Write out the records below once more, exactly as they stand.
--- BEGIN ---
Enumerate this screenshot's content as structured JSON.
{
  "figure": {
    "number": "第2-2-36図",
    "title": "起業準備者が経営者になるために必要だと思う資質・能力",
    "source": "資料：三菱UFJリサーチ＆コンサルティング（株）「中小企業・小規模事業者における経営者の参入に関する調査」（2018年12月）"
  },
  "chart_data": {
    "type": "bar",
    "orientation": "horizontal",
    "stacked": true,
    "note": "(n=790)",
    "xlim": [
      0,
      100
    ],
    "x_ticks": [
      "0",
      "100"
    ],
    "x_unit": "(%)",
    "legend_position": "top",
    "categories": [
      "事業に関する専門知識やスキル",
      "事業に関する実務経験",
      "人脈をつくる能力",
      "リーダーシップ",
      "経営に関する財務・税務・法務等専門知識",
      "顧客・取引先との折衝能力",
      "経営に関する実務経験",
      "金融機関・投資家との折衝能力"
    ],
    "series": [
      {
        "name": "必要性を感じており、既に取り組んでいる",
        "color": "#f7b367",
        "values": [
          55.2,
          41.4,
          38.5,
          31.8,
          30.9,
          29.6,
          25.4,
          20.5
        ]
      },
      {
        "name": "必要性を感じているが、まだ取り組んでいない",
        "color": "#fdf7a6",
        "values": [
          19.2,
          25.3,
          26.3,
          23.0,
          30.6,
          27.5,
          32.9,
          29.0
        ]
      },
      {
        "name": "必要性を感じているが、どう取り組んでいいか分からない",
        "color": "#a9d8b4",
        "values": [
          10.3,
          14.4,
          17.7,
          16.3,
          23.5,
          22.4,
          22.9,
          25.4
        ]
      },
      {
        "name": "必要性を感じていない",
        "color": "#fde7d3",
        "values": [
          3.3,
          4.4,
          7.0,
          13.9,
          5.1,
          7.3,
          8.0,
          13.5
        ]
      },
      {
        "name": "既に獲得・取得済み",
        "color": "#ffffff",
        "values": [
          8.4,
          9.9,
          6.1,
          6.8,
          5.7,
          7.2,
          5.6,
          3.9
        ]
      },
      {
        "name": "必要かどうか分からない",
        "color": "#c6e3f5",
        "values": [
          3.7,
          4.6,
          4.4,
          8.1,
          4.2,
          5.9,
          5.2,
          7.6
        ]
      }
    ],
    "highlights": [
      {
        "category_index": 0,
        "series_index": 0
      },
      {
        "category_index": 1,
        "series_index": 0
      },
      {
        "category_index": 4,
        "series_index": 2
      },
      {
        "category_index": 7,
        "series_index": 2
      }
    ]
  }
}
--- END ---
THE REPLY:
Enumerate this screenshot's content as structured JSON.
{
  "figure": {
    "number": "第2-2-36図",
    "title": "起業準備者が経営者になるために必要だと思う資質・能力",
    "source": "資料：三菱UFJリサーチ＆コンサルティング（株）「中小企業・小規模事業者における経営者の参入に関する調査」（2018年12月）"
  },
  "chart_data": {
    "type": "bar",
    "orientation": "horizontal",
    "stacked": true,
    "note": "(n=790)",
    "xlim": [
      0,
      100
    ],
    "x_ticks": [
      "0",
      "100"
    ],
    "x_unit": "(%)",
    "legend_position": "top",
    "categories": [
      "事業に関する専門知識やスキル",
      "事業に関する実務経験",
      "人脈をつくる能力",
      "リーダーシップ",
      "経営に関する財務・税務・法務等専門知識",
      "顧客・取引先との折衝能力",
      "経営に関する実務経験",
      "金融機関・投資家との折衝能力"
    ],
    "series": [
      {
        "name": "必要性を感じており、既に取り組んでいる",
        "color": "#f7b367",
        "values": [
          55.2,
          41.4,
          38.5,
          31.8,
          30.9,
          29.6,
          25.4,
          20.5
        ]
      },
      {
        "name": "必要性を感じているが、まだ取り組んでいない",
        "color": "#fdf7a6",
        "values": [
          19.2,
          25.3,
          26.3,
          23.0,
          30.6,
          27.5,
          32.9,
          29.0
        ]
      },
      {
        "name": "必要性を感じているが、どう取り組んでいいか分からない",
        "color": "#a9d8b4",
        "values": [
          10.3,
          14.4,
          17.7,
          16.3,
          23.5,
          22.4,
          22.9,
          25.4
        ]
      },
      {
        "name": "必要性を感じていない",
        "color": "#fde7d3",
        "values": [
          3.3,
          4.4,
          7.0,
          13.9,
          5.1,
          7.3,
          8.0,
          13.5
        ]
      },
      {
        "name": "既に獲得・取得済み",
        "color": "#ffffff",
        "values": [
          8.4,
          9.9,
          6.1,
          6.8,
          5.7,
          7.2,
          5.6,
          3.9
        ]
      },
      {
        "name": "必要かどうか分からない",
        "color": "#c6e3f5",
        "values": [
          3.7,
          4.6,
          4.4,
          8.1,
          4.2,
          5.9,
          5.2,
          7.6
        ]
      }
    ],
    "highlights": [
      {
        "category_index": 0,
        "series_index": 0
      },
      {
        "category_index": 1,
        "series_index": 0
      },
      {
        "category_index": 4,
        "series_index": 2
      },
      {
        "category_index": 7,
        "series_index": 2
      }
    ]
  }
}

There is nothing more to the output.